— Given information —
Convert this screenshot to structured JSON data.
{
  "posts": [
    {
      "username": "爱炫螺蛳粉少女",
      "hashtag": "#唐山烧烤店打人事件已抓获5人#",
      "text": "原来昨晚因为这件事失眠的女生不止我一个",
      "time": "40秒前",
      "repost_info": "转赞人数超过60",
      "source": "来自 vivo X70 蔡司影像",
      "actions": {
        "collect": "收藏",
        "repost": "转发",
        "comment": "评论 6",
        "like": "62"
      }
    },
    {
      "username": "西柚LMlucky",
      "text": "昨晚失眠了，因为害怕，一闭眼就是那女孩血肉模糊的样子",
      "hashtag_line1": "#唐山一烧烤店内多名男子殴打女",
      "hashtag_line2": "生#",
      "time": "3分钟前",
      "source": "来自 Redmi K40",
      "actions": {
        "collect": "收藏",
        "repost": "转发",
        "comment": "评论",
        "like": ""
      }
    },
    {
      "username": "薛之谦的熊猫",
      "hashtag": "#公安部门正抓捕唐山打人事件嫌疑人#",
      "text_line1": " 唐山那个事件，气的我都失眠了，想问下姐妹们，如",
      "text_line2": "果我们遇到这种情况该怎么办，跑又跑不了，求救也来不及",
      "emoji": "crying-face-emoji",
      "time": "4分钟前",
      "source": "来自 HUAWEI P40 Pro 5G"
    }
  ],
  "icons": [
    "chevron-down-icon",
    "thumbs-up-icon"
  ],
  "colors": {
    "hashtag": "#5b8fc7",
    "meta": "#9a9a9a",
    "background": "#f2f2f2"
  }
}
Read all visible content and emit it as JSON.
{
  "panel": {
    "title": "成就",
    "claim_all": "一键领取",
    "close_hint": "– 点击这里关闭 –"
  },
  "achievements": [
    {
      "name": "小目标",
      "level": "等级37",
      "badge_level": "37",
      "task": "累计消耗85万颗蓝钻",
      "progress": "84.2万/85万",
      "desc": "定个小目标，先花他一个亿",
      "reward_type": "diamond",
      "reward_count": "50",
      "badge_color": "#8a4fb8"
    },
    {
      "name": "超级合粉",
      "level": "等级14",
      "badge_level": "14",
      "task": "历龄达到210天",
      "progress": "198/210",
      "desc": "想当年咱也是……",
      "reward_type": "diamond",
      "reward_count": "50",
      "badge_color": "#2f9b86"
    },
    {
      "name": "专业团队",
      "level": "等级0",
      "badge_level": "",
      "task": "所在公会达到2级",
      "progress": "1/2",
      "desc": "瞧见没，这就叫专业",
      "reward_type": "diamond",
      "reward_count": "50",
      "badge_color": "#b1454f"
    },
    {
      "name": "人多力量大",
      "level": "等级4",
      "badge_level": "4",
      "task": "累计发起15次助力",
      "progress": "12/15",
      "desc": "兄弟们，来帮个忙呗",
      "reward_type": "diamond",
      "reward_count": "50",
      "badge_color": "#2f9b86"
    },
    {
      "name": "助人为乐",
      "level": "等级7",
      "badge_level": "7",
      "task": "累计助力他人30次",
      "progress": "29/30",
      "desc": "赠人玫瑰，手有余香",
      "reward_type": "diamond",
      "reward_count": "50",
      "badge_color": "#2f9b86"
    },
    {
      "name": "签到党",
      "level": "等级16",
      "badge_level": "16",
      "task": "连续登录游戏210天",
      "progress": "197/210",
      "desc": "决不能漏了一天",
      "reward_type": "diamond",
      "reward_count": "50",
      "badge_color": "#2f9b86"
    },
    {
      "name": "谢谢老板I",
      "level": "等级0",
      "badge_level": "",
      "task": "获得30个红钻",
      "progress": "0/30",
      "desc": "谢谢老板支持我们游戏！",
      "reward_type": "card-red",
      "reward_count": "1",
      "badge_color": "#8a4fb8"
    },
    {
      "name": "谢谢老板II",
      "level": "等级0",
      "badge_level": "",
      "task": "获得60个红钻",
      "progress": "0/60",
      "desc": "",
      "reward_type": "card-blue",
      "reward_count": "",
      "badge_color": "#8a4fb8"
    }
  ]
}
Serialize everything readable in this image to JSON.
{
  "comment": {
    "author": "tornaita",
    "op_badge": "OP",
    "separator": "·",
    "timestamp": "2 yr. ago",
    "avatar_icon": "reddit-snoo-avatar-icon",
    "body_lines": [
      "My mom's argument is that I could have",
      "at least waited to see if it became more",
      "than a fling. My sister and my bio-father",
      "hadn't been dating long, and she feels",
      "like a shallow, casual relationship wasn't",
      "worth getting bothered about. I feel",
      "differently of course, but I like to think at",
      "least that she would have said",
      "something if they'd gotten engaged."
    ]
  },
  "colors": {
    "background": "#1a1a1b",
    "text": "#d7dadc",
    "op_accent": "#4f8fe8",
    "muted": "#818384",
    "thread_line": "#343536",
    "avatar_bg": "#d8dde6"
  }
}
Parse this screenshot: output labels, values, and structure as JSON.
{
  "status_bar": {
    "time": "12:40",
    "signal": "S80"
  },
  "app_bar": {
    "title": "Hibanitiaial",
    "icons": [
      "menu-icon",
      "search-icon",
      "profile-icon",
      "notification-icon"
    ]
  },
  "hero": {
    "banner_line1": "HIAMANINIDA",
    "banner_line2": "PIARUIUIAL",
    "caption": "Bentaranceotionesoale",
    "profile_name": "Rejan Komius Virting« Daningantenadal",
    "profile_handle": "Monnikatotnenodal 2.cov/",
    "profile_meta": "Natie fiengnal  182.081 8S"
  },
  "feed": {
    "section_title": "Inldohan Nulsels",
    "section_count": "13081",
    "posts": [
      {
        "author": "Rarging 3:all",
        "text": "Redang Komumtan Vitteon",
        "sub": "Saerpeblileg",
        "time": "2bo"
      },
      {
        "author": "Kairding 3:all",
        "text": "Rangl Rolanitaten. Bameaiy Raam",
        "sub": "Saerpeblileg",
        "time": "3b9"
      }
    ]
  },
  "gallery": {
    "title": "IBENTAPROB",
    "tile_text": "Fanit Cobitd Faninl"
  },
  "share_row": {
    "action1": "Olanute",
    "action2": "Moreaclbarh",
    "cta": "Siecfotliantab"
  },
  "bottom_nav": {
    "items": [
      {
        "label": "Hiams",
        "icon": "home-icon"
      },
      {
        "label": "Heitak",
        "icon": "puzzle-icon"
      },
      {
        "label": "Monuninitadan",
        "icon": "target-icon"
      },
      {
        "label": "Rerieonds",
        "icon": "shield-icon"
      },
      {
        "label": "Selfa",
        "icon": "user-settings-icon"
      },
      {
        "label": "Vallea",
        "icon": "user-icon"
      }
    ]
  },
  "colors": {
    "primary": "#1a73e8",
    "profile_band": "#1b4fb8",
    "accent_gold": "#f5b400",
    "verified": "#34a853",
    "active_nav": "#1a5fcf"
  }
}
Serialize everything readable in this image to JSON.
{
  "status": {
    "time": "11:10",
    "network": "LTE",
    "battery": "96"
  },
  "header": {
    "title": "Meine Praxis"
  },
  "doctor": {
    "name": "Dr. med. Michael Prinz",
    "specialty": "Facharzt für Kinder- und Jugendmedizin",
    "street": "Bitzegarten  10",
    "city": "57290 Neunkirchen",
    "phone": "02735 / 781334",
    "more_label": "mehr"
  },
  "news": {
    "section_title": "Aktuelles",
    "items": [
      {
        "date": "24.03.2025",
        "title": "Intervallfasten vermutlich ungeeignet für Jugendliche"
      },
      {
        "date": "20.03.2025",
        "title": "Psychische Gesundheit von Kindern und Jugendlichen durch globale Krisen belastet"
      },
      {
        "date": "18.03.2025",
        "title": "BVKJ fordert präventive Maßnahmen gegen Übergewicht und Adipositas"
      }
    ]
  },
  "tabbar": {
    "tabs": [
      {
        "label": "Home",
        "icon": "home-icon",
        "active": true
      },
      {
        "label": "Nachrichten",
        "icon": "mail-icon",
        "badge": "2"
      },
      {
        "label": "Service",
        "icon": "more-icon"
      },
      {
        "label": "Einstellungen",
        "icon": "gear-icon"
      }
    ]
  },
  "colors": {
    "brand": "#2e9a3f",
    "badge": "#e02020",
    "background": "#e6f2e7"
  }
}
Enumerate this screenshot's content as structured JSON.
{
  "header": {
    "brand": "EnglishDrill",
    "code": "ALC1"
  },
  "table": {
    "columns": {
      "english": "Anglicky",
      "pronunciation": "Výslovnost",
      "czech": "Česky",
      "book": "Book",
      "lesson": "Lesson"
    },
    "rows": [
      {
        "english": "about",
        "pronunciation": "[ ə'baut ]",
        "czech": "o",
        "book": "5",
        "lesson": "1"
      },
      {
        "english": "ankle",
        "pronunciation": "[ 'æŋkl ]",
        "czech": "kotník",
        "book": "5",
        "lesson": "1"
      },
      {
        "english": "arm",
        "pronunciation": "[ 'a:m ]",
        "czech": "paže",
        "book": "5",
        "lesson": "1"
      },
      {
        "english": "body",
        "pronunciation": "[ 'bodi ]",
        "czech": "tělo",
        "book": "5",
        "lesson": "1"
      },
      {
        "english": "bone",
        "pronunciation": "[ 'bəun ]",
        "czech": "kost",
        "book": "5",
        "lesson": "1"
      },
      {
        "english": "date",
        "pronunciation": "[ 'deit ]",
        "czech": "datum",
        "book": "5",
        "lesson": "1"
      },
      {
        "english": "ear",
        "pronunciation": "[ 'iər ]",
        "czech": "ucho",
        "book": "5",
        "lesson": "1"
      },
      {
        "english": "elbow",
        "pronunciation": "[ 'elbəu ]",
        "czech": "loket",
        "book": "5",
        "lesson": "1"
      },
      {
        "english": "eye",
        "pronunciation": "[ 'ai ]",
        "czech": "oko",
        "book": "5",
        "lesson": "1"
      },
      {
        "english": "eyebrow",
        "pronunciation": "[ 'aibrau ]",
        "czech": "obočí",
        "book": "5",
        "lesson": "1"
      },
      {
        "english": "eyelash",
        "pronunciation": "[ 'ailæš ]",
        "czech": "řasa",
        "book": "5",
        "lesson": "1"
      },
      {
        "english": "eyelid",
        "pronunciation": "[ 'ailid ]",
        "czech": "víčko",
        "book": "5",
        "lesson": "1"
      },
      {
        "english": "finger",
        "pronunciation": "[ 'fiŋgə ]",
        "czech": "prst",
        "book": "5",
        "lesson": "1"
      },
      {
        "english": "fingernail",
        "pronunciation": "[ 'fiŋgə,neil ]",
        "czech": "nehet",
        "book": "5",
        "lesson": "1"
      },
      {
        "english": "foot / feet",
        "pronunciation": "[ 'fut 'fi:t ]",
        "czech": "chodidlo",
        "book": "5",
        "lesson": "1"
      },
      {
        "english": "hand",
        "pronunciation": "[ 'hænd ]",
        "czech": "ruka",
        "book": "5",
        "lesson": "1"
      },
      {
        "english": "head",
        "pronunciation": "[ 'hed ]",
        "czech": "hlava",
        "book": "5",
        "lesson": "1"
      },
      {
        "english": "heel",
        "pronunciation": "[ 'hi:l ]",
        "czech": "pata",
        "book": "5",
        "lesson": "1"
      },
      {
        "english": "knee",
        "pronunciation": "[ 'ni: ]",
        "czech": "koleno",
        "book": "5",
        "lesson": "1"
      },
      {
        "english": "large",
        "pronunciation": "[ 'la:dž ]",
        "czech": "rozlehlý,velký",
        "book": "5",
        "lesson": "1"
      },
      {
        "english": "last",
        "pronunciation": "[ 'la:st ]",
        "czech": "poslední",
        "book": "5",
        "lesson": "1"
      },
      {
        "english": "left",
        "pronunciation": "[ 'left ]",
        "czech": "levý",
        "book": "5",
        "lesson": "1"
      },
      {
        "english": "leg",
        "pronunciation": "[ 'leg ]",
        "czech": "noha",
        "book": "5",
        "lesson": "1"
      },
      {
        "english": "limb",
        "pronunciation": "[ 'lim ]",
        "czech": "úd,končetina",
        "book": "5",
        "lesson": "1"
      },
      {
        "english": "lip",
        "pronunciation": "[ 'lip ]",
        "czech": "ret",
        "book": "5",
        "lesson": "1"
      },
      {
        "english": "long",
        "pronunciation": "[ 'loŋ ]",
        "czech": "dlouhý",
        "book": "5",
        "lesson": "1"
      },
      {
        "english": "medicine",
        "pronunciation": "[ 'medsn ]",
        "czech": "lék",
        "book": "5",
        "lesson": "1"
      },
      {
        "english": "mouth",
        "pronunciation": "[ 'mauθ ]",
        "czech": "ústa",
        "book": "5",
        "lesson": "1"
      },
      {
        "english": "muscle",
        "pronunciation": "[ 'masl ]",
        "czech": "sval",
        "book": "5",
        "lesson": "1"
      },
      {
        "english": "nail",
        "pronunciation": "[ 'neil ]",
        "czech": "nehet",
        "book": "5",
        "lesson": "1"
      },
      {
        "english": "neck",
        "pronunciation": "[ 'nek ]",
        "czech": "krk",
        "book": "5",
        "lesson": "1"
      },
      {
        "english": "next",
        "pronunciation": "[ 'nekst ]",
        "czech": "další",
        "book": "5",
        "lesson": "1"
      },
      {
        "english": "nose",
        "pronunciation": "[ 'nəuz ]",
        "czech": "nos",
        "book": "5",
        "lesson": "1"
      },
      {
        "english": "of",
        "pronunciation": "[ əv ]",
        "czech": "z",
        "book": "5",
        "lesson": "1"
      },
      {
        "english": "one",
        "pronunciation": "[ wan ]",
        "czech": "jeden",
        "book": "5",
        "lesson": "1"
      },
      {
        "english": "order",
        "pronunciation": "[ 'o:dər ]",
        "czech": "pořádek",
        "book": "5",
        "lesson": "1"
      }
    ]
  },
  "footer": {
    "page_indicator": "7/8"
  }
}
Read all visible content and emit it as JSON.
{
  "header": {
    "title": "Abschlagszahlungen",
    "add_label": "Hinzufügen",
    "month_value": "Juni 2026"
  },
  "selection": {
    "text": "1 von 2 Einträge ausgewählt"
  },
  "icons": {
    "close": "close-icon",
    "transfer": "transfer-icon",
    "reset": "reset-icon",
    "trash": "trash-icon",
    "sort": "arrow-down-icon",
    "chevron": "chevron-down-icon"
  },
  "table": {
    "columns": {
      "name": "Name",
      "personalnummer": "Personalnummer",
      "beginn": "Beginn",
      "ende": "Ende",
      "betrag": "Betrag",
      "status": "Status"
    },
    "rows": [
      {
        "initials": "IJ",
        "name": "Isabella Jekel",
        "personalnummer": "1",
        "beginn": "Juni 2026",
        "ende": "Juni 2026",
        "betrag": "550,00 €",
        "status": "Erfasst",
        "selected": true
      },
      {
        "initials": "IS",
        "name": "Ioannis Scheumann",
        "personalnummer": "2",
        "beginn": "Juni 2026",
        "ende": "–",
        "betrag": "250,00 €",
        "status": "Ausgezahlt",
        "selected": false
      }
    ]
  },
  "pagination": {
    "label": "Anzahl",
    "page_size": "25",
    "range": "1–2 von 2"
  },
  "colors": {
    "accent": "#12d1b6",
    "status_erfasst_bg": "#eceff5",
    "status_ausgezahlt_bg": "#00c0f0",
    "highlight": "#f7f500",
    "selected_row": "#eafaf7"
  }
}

— Task to complete —
State the count of lines above containing the string "personalnummer", and add nothing to it.

— Solution for this problem —
3